> _AIM_
Keep every line where the word "wins" appears; drop the rest.

> _RECORDS PROVIDED_
- - -
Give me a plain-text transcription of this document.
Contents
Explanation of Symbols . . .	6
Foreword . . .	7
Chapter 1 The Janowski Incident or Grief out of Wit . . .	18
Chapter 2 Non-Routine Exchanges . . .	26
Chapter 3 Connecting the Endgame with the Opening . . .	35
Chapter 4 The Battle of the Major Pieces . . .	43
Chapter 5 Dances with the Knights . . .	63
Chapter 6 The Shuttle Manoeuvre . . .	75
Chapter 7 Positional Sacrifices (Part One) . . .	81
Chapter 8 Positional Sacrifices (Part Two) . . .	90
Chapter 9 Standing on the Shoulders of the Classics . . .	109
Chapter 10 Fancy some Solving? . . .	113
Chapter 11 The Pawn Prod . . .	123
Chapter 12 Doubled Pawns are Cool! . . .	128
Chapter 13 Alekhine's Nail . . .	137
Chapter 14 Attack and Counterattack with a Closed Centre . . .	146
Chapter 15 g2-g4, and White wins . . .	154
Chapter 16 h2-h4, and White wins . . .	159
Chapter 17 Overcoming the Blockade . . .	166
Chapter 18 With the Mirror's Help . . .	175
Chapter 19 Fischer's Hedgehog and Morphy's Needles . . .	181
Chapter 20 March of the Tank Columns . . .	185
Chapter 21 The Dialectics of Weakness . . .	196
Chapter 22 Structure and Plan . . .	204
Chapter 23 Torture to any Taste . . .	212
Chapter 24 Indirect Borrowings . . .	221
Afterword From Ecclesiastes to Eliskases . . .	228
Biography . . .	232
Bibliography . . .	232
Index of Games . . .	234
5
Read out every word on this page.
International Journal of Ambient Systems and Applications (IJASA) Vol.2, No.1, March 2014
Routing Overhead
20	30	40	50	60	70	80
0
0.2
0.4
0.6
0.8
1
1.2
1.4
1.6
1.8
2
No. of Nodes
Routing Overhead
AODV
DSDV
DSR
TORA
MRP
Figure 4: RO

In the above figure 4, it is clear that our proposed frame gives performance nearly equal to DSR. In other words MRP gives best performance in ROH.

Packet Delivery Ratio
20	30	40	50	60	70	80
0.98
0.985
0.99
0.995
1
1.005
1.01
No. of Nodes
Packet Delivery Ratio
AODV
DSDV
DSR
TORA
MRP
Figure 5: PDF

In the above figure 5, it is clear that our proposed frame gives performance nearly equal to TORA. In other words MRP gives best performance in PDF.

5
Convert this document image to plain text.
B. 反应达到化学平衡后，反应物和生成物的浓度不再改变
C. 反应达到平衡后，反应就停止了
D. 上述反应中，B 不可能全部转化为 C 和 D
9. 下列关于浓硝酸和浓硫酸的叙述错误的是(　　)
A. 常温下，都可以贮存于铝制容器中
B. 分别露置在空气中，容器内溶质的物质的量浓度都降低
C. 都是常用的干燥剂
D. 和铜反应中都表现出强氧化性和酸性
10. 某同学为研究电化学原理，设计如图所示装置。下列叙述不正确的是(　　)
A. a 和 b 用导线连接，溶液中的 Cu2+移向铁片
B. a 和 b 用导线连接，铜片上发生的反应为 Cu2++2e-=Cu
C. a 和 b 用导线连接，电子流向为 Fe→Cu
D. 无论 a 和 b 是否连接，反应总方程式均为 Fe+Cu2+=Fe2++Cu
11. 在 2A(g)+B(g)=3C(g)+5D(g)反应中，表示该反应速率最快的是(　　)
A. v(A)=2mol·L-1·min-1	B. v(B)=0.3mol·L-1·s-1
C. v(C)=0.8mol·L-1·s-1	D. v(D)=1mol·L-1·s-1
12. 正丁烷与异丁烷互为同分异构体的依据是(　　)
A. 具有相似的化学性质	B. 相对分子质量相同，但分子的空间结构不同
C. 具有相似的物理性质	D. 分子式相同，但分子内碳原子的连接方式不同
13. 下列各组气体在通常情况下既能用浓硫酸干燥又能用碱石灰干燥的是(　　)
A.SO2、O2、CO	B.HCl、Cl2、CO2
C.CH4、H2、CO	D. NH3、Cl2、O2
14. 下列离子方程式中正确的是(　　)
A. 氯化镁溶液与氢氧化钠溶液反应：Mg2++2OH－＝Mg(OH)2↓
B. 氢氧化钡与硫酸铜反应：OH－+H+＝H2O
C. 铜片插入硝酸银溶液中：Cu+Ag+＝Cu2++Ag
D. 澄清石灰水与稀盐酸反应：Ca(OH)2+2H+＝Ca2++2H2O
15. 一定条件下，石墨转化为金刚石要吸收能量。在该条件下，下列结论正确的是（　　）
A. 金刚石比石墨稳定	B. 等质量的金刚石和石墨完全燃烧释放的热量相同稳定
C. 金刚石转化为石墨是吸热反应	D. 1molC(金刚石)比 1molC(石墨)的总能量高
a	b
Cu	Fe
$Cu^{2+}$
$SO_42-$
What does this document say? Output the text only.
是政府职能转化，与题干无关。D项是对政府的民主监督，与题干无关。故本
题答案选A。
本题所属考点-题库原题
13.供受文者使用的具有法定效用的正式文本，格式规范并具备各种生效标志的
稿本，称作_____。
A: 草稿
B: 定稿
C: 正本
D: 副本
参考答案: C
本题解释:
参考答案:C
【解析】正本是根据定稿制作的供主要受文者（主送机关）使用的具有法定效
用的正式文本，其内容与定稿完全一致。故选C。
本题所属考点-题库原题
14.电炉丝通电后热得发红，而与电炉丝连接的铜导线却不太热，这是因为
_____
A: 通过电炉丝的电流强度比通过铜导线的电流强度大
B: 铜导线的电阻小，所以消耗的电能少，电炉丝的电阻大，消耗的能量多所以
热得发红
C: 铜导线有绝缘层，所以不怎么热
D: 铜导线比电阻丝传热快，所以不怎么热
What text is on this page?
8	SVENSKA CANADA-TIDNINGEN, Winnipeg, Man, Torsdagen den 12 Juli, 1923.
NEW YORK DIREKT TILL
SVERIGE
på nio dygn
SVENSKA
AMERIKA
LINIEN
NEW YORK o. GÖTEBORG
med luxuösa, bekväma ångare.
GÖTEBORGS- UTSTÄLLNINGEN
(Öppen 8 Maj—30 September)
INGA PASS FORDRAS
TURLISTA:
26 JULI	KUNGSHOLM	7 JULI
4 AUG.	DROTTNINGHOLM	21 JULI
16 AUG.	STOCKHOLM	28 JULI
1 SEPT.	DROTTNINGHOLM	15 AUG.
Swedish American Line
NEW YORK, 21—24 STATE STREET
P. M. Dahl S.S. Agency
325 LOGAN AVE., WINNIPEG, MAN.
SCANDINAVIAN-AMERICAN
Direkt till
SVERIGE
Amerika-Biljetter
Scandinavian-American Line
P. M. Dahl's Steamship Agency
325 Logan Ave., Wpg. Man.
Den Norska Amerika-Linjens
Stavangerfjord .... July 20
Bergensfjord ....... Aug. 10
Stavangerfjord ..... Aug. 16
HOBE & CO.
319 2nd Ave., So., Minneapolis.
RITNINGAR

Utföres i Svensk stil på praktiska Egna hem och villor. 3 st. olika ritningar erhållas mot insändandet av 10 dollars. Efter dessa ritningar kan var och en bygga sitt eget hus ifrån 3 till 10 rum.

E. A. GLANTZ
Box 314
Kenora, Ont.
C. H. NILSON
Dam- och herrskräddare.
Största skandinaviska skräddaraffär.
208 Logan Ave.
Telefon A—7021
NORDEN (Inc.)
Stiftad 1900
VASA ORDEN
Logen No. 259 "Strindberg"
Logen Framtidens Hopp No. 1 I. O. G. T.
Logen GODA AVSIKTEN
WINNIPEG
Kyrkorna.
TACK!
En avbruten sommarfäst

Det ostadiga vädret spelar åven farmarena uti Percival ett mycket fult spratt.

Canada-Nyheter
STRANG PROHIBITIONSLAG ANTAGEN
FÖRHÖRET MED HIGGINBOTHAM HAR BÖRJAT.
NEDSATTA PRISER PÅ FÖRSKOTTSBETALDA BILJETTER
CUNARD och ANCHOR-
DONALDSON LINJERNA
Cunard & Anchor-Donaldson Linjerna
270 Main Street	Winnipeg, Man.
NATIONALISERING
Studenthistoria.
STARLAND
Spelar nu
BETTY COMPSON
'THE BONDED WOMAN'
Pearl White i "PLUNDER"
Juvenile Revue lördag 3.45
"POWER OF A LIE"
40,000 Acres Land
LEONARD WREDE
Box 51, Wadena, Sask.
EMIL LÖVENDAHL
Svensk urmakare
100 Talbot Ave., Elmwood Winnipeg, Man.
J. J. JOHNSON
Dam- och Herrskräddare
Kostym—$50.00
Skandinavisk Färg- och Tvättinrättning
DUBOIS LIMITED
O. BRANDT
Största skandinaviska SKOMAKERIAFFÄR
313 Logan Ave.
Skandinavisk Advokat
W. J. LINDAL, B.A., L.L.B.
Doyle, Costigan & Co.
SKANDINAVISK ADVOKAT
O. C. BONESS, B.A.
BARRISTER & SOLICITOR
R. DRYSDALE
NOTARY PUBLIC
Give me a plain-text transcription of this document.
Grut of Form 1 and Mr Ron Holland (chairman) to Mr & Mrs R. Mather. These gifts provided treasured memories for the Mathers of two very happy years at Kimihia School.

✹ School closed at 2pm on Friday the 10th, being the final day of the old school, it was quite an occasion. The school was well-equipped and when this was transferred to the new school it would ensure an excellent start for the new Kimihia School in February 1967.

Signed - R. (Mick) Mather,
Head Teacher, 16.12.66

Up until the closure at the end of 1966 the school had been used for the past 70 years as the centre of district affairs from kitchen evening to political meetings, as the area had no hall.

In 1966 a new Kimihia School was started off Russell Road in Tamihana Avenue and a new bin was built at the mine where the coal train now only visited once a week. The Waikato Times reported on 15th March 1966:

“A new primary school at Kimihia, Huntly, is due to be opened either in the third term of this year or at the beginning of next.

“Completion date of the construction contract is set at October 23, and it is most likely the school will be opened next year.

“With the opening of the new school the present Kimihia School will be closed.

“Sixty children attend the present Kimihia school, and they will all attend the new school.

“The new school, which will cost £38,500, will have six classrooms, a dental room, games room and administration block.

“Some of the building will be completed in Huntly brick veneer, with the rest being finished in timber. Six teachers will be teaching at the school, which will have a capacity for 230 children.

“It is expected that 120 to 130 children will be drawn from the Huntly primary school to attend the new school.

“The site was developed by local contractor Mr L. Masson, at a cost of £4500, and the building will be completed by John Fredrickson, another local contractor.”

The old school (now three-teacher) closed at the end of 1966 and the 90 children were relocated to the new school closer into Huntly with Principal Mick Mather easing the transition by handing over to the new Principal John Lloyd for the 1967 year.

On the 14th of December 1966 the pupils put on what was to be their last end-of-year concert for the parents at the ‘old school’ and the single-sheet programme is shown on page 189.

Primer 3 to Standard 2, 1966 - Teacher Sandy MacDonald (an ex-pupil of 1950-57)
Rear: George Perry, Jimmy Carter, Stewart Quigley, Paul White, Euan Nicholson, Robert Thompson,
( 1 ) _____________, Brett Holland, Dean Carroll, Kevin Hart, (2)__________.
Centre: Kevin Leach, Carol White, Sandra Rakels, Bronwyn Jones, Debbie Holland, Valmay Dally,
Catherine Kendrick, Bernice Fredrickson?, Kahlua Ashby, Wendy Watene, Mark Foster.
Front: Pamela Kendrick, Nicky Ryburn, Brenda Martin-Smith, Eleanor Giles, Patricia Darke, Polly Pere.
- - -
> _OUTPUT OF THE EXERCISE_
Chapter 15 g2-g4, and White wins . . .	154
Chapter 16 h2-h4, and White wins . . .	159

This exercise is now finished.